## Begin Available data

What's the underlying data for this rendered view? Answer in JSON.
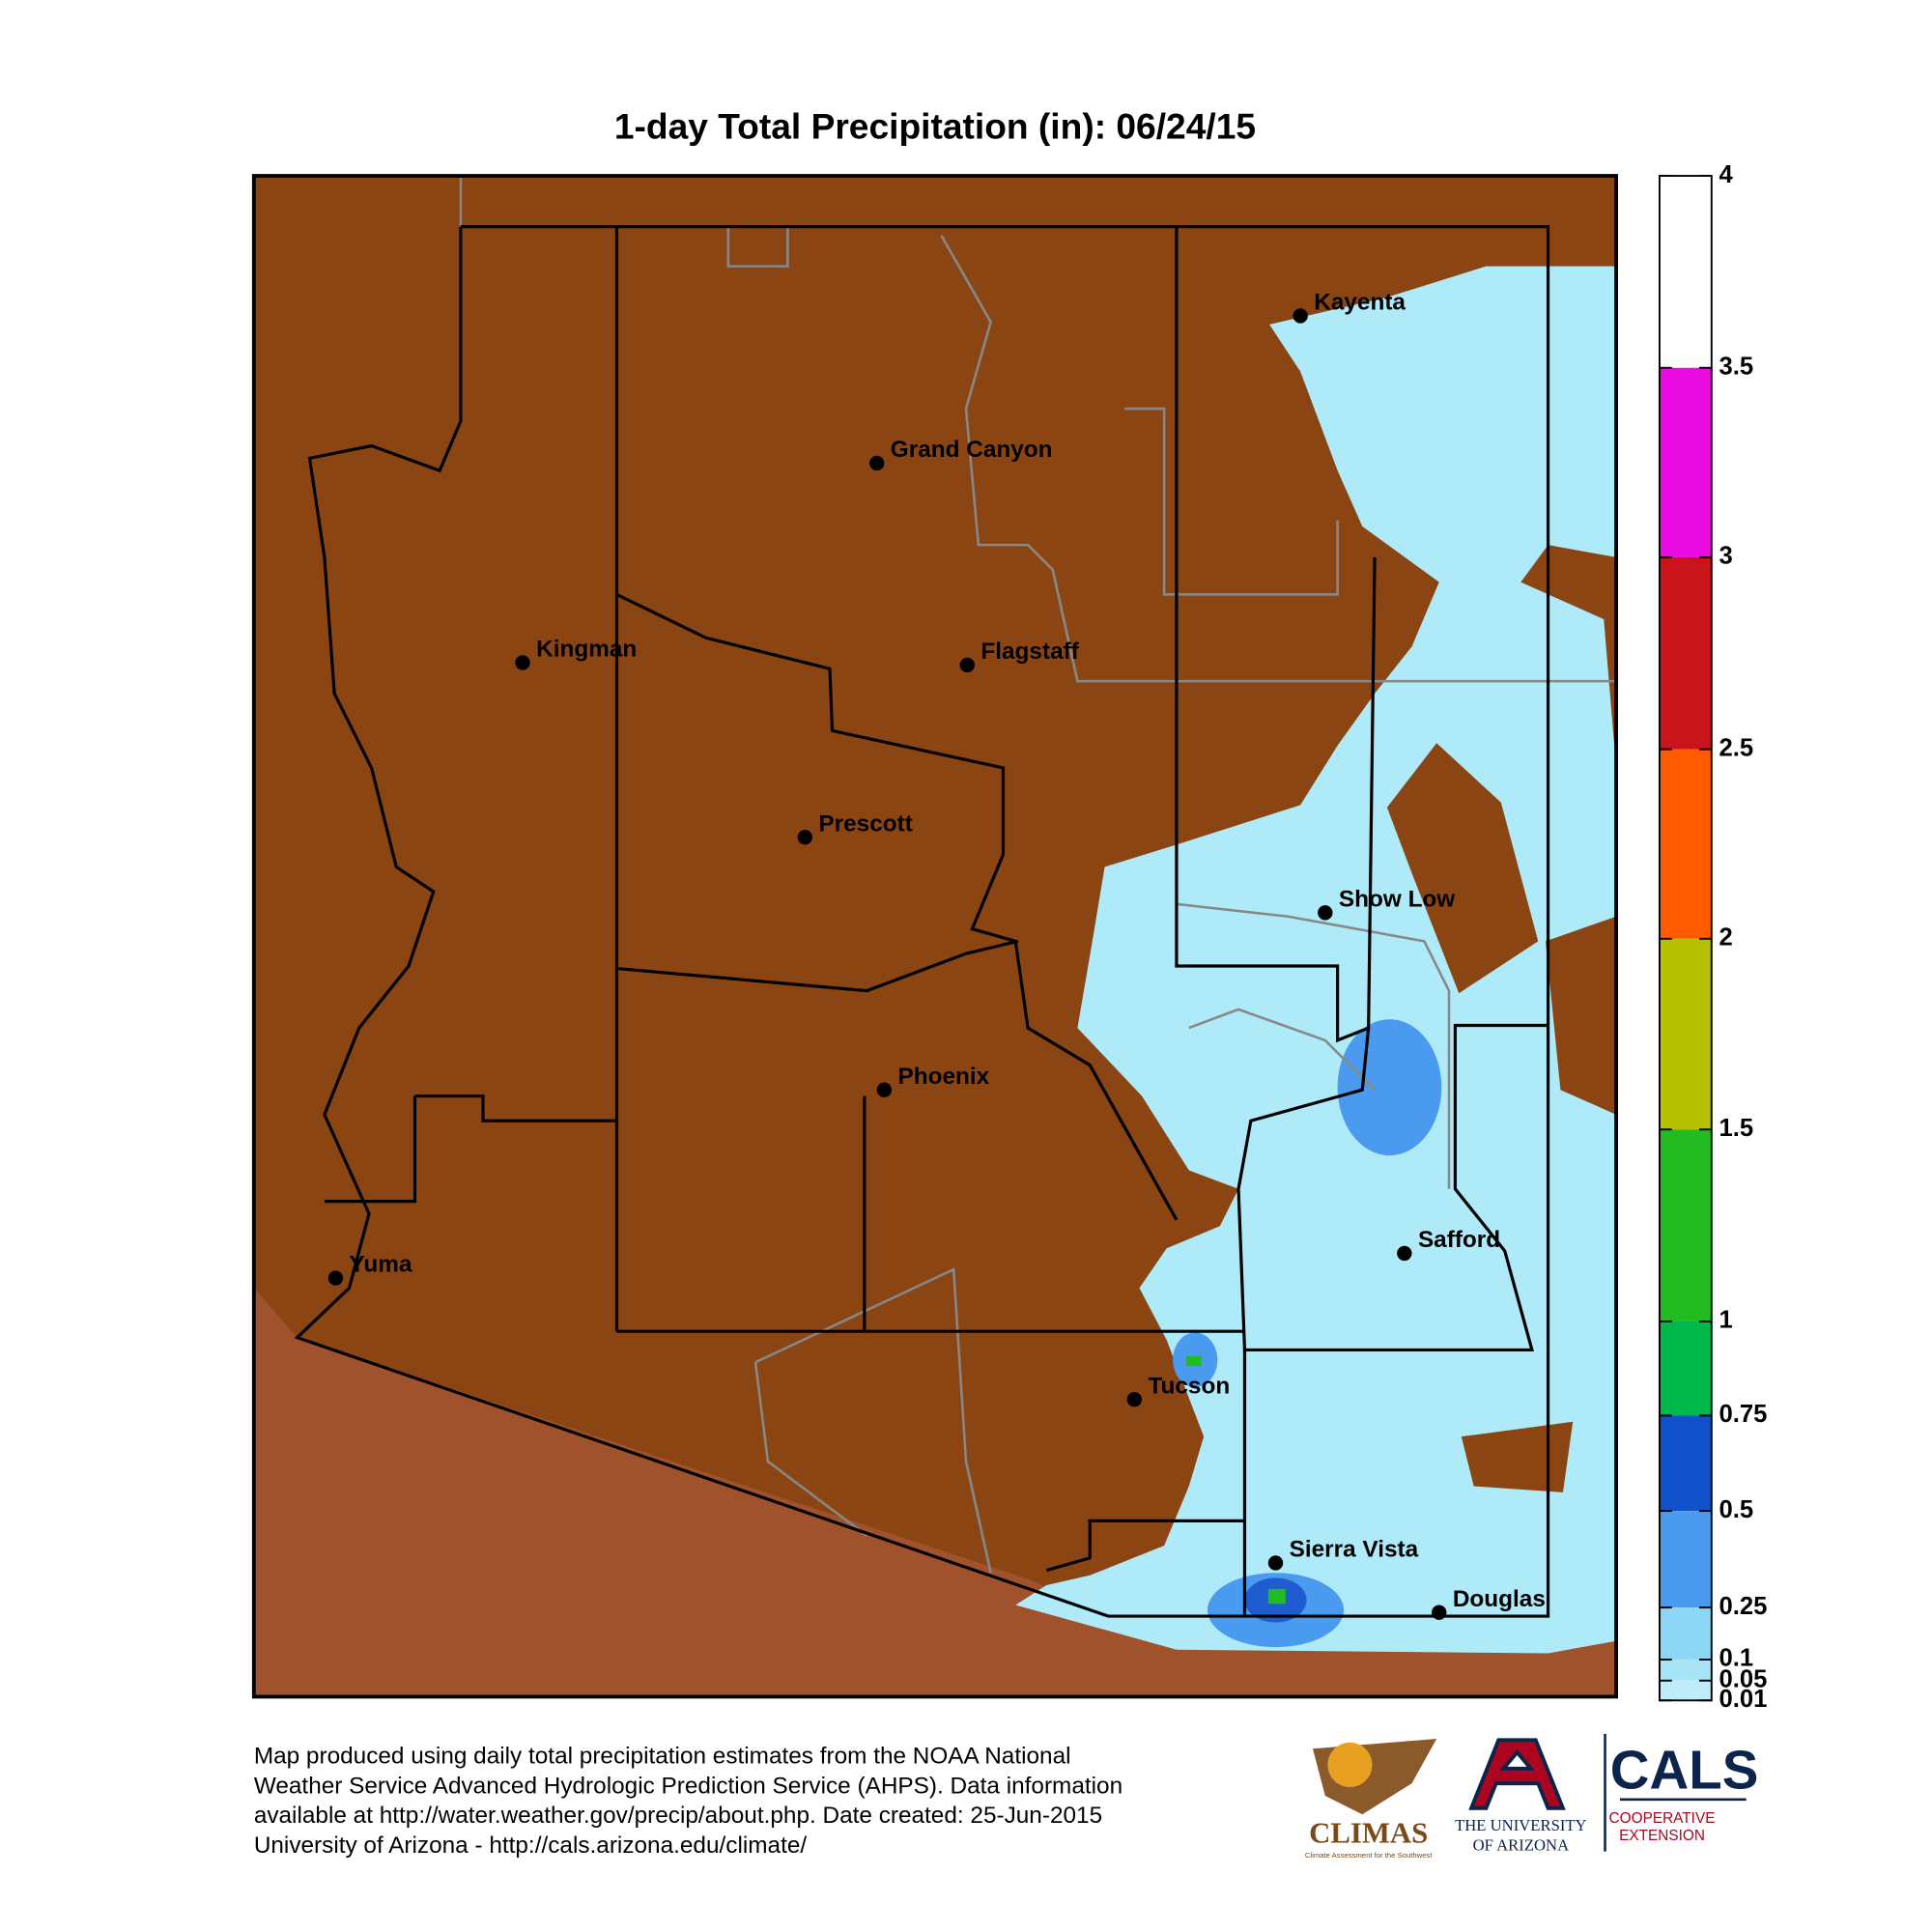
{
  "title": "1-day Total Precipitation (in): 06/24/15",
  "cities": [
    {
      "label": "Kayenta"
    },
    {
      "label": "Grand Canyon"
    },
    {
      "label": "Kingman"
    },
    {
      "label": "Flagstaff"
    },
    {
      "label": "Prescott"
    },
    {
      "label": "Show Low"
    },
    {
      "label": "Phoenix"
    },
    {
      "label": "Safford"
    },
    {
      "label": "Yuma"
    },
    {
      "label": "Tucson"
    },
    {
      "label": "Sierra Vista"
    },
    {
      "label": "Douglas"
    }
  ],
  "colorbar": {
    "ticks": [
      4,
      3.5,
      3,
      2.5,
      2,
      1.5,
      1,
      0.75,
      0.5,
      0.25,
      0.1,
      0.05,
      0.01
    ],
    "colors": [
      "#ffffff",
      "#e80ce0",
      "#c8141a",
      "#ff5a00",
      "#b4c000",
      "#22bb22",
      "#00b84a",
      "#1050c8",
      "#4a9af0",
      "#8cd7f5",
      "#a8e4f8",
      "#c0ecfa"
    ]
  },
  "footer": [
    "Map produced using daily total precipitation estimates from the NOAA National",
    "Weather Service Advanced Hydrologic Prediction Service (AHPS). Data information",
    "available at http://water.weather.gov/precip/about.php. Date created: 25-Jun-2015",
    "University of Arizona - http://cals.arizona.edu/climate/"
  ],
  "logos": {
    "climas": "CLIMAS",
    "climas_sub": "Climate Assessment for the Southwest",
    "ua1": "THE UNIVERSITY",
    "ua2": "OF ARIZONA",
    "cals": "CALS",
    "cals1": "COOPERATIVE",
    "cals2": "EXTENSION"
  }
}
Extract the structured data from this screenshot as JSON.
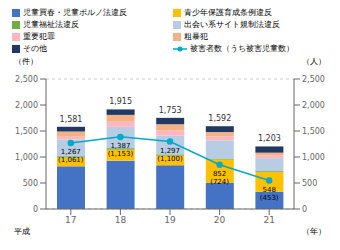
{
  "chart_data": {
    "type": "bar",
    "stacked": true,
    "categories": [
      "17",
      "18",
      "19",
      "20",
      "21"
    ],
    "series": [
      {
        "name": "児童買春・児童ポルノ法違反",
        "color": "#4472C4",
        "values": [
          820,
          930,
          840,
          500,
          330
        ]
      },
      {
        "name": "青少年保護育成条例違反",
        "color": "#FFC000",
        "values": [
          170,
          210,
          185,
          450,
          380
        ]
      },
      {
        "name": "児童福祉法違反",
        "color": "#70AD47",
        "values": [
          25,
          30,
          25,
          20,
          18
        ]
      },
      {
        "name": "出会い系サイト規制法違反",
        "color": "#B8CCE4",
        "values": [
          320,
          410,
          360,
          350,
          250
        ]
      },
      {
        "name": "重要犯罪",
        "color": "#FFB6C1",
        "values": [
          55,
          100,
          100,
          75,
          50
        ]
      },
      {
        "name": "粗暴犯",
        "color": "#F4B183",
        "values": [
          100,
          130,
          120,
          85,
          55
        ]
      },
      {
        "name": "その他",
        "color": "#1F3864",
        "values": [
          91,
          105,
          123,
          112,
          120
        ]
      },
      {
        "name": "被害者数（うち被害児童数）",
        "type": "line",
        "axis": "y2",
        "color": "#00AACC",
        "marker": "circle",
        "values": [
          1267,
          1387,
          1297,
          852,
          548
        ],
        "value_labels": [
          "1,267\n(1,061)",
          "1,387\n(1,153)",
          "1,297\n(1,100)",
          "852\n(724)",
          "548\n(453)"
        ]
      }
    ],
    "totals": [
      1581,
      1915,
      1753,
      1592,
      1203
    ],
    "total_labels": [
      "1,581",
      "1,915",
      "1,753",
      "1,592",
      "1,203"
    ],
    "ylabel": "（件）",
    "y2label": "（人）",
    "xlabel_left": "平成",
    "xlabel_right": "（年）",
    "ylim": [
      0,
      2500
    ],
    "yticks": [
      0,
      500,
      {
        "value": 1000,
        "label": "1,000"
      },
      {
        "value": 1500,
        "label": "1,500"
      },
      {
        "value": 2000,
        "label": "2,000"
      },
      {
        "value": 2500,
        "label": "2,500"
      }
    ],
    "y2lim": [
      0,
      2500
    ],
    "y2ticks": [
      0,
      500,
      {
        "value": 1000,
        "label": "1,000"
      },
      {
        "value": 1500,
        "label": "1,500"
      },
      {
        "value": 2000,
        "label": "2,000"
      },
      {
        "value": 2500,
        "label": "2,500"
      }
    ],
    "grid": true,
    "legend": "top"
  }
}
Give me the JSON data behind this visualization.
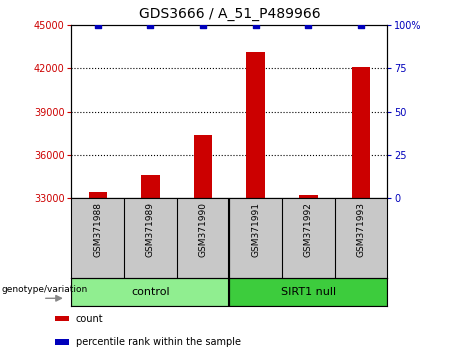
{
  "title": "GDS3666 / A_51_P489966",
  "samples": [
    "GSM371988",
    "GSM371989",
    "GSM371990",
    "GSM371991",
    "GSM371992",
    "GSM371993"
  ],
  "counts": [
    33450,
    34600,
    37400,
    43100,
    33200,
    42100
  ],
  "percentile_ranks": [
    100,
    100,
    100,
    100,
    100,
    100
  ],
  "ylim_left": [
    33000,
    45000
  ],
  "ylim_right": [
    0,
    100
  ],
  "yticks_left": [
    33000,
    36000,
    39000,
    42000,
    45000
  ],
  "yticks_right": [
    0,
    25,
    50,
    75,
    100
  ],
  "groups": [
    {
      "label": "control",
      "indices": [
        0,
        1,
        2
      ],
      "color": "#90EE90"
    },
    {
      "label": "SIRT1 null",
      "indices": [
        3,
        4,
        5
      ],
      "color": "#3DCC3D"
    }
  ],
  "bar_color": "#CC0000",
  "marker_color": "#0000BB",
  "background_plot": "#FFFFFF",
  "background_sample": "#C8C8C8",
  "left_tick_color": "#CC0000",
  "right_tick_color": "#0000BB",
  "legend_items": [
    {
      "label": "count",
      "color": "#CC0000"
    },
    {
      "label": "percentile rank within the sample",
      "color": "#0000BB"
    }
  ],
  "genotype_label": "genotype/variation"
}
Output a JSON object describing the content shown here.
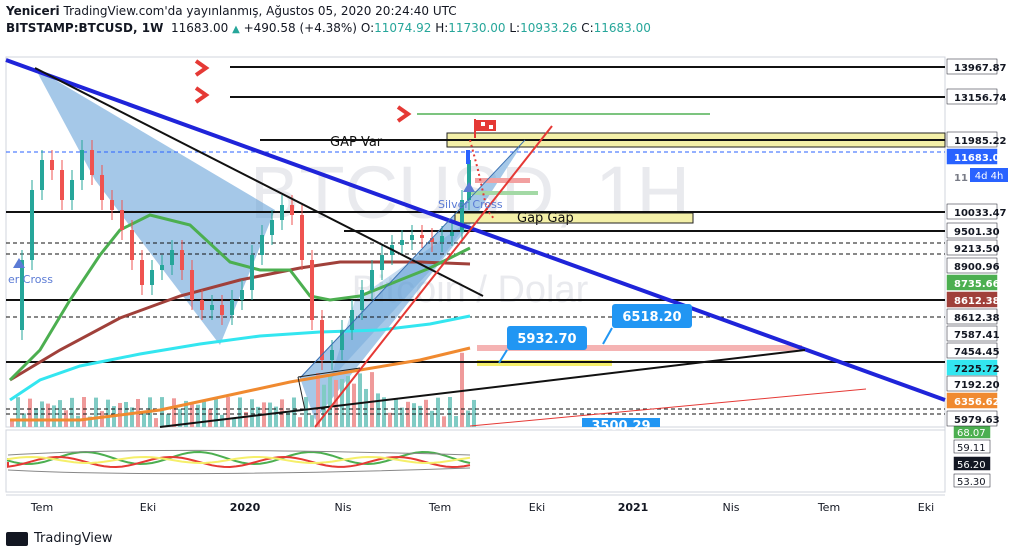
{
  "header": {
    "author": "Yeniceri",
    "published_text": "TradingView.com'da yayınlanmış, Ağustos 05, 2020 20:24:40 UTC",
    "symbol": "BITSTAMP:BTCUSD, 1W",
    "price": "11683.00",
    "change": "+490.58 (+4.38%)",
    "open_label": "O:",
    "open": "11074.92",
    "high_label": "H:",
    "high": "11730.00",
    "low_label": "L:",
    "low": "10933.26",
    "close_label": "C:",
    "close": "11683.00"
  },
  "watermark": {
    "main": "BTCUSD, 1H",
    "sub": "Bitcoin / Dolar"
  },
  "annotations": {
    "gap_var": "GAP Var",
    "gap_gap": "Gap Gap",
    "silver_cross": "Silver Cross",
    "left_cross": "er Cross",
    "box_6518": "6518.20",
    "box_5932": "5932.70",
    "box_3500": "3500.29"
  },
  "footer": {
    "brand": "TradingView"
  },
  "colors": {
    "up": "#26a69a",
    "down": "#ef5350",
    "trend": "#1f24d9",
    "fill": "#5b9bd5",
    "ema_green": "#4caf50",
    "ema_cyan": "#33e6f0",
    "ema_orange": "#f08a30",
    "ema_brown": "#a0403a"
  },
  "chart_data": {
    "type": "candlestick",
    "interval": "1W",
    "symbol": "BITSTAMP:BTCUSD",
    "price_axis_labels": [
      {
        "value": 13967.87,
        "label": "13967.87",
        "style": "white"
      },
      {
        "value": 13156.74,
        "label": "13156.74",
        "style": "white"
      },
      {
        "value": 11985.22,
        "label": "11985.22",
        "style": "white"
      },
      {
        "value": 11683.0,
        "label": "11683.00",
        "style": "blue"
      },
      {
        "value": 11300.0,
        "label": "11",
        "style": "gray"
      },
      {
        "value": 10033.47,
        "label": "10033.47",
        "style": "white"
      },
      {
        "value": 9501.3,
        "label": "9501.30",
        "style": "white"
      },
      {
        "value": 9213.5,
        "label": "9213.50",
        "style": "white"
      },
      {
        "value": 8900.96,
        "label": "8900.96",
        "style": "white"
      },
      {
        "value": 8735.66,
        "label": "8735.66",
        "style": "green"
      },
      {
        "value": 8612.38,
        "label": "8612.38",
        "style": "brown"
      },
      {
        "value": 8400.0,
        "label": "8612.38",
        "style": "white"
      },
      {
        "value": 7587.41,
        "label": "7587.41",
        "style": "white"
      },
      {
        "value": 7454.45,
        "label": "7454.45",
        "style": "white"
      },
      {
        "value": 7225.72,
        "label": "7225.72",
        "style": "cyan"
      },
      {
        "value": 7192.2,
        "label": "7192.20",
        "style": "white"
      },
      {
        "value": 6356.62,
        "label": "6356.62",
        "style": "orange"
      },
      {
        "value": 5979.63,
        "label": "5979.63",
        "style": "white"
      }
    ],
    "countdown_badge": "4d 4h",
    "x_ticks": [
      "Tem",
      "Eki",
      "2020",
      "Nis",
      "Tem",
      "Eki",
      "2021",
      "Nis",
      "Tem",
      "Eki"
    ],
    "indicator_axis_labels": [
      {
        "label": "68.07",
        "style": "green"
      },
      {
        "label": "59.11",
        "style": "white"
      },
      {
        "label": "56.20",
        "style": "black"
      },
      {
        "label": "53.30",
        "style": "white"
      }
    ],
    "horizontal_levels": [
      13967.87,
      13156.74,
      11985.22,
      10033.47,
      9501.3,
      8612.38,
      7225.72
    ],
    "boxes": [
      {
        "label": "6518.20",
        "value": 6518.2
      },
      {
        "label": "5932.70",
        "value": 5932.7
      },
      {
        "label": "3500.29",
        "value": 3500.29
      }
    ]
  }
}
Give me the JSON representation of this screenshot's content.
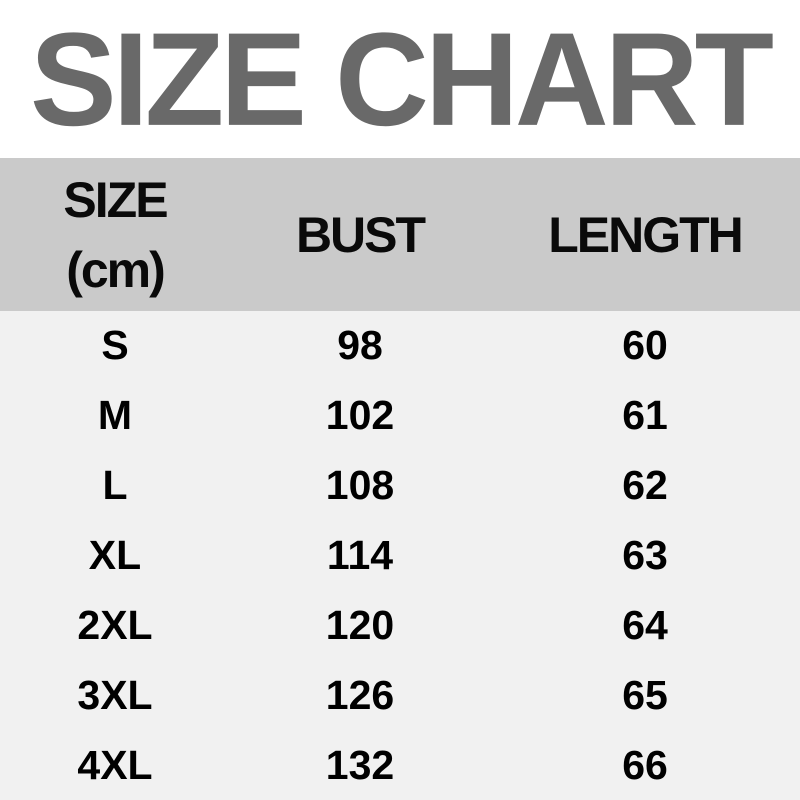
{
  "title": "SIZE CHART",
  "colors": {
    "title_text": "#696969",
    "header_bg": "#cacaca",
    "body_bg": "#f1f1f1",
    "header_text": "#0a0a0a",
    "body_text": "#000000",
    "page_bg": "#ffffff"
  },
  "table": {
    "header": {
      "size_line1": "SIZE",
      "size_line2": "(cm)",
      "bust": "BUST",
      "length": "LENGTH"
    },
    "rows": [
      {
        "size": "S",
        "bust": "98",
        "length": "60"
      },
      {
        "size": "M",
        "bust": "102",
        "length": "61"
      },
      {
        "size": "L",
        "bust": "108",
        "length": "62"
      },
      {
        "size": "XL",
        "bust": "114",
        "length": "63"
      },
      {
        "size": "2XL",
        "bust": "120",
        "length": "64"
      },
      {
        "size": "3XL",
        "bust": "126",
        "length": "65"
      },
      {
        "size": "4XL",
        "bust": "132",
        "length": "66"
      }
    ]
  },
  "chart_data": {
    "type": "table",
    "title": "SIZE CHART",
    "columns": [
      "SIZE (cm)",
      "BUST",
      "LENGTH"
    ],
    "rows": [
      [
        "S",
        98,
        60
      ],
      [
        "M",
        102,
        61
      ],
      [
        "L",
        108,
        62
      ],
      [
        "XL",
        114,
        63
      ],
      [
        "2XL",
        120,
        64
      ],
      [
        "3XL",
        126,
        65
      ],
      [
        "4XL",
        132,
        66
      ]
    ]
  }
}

## End Available data

▶ _What to do_
Output nothing but the lines from the line with "Give me the JSON representation" through the last line of the material above, please, word for word and without the pictures.

▶ _Response to the task_
Give me the JSON representation of this screenshot's content.
{
  "title": "SIZE CHART",
  "colors": {
    "title_text": "#696969",
    "header_bg": "#cacaca",
    "body_bg": "#f1f1f1",
    "header_text": "#0a0a0a",
    "body_text": "#000000",
    "page_bg": "#ffffff"
  },
  "table": {
    "header": {
      "size_line1": "SIZE",
      "size_line2": "(cm)",
      "bust": "BUST",
      "length": "LENGTH"
    },
    "rows": [
      {
        "size": "S",
        "bust": "98",
        "length": "60"
      },
      {
        "size": "M",
        "bust": "102",
        "length": "61"
      },
      {
        "size": "L",
        "bust": "108",
        "length": "62"
      },
      {
        "size": "XL",
        "bust": "114",
        "length": "63"
      },
      {
        "size": "2XL",
        "bust": "120",
        "length": "64"
      },
      {
        "size": "3XL",
        "bust": "126",
        "length": "65"
      },
      {
        "size": "4XL",
        "bust": "132",
        "length": "66"
      }
    ]
  },
  "chart_data": {
    "type": "table",
    "title": "SIZE CHART",
    "columns": [
      "SIZE (cm)",
      "BUST",
      "LENGTH"
    ],
    "rows": [
      [
        "S",
        98,
        60
      ],
      [
        "M",
        102,
        61
      ],
      [
        "L",
        108,
        62
      ],
      [
        "XL",
        114,
        63
      ],
      [
        "2XL",
        120,
        64
      ],
      [
        "3XL",
        126,
        65
      ],
      [
        "4XL",
        132,
        66
      ]
    ]
  }
}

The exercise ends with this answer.